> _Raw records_
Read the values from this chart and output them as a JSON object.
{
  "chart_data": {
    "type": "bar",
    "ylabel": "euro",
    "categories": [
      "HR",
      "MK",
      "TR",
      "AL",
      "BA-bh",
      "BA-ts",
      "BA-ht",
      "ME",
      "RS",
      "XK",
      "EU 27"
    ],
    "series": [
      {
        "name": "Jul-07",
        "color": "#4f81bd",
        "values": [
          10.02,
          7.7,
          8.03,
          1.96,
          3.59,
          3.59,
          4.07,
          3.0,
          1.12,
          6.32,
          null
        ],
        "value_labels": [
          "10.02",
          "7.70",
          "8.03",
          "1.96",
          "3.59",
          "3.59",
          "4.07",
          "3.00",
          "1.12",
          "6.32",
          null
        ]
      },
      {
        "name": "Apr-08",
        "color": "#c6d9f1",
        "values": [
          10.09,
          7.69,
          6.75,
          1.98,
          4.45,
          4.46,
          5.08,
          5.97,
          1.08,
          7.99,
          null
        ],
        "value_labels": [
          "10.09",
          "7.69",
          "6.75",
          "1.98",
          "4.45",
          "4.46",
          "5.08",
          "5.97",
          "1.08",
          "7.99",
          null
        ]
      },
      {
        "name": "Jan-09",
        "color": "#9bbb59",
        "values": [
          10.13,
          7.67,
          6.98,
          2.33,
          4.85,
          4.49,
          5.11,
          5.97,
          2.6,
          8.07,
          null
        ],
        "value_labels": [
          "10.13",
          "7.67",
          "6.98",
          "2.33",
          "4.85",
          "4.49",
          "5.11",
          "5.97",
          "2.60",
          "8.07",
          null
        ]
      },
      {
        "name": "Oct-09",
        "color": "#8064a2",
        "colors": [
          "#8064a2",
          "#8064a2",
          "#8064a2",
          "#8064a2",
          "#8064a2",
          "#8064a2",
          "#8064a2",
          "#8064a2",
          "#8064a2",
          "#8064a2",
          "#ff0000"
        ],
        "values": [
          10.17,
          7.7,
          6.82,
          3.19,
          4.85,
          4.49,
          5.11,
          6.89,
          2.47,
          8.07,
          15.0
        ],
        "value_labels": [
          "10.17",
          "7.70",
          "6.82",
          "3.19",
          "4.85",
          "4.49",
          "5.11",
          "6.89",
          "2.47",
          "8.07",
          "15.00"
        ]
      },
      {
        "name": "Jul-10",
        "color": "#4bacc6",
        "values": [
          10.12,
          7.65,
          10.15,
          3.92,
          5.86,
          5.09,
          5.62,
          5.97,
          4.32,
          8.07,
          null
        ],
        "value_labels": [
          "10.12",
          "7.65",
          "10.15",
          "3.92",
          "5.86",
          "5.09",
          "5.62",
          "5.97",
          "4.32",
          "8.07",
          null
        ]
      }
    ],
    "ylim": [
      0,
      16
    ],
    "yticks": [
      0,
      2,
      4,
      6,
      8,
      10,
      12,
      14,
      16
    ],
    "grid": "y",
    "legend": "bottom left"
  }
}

> _Task description_
Look through the material above. Copy each line where the word "name" appears.

> _Solution for this problem_
        "name": "Jul-07",
        "name": "Apr-08",
        "name": "Jan-09",
        "name": "Oct-09",
        "name": "Jul-10",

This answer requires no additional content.